------ EXTRACTED ENTRIES ------

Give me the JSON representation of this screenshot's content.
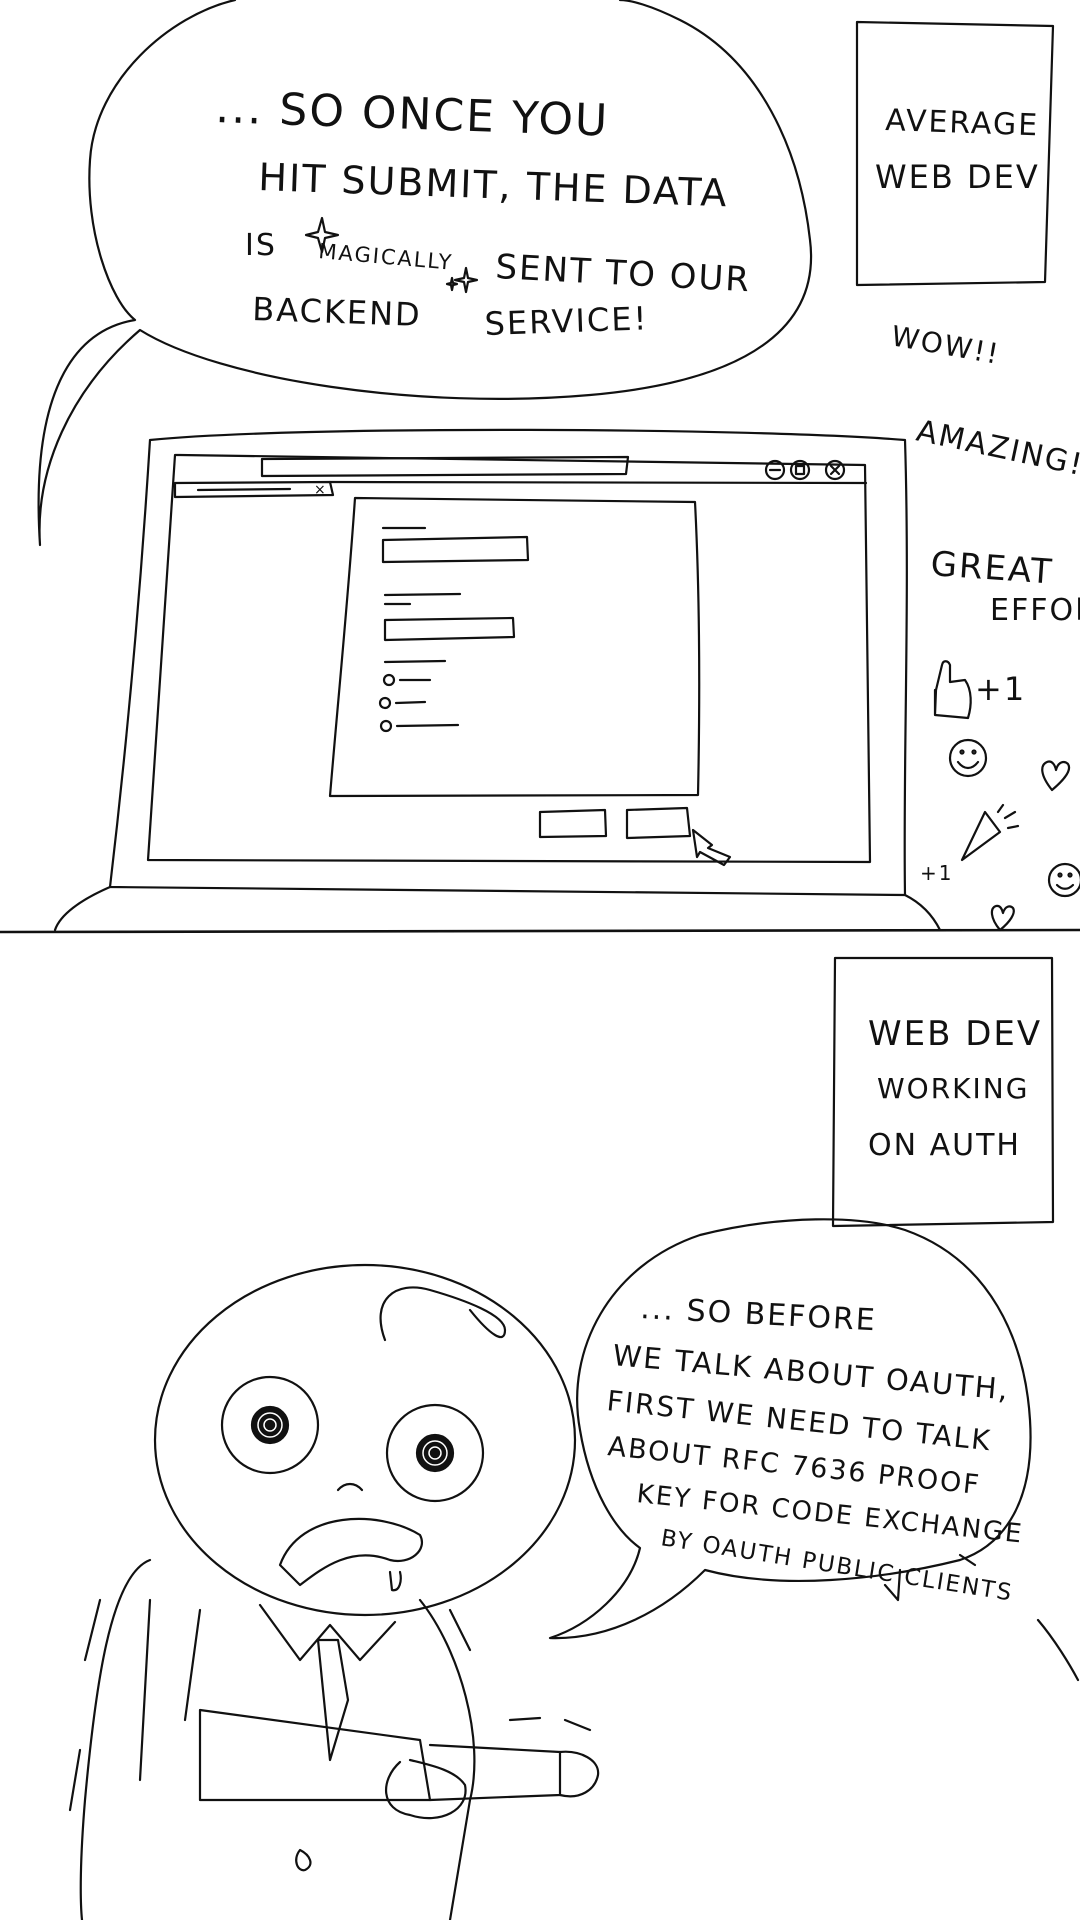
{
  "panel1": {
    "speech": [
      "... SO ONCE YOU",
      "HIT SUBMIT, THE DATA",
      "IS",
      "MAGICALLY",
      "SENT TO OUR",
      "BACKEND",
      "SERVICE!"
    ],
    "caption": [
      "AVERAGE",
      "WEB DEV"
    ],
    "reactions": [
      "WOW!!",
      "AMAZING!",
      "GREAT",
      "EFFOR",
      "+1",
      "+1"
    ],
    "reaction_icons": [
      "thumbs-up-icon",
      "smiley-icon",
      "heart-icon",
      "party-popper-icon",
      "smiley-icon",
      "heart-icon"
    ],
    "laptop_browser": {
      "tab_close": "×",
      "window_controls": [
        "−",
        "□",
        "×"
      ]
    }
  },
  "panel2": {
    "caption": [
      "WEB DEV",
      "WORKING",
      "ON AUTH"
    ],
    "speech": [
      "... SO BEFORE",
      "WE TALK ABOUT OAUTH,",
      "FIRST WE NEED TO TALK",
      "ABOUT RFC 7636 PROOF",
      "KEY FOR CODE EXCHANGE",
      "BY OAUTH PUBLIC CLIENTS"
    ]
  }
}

------
------ EXTRACTED ENTRIES ------

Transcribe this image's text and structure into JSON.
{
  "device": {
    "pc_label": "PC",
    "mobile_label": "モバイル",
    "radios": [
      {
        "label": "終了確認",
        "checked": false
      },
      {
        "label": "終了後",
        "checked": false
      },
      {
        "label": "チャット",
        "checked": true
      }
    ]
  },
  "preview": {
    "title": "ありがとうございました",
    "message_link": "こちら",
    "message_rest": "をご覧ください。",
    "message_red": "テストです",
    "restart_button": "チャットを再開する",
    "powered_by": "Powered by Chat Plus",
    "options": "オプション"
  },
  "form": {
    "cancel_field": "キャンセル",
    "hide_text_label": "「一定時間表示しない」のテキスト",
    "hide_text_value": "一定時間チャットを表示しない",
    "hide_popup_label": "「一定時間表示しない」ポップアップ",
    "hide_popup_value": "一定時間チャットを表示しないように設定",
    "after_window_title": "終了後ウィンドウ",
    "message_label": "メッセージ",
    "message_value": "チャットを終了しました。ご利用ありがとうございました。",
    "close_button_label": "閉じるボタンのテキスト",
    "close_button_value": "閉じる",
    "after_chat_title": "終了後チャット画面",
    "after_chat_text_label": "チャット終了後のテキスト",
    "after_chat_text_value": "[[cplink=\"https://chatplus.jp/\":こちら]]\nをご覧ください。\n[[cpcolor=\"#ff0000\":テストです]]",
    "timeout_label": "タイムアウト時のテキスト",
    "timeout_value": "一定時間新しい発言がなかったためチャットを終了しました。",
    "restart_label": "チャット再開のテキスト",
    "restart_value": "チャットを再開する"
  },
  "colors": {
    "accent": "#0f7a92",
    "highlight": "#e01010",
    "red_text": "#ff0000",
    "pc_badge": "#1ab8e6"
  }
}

------

— WRITTEN INSTRUCTION —
Gather all the lines that include the word "一定時間表示しない" and copy them out.

— EXERCISE RESULT —
    "hide_text_label": "「一定時間表示しない」のテキスト",
    "hide_popup_label": "「一定時間表示しない」ポップアップ",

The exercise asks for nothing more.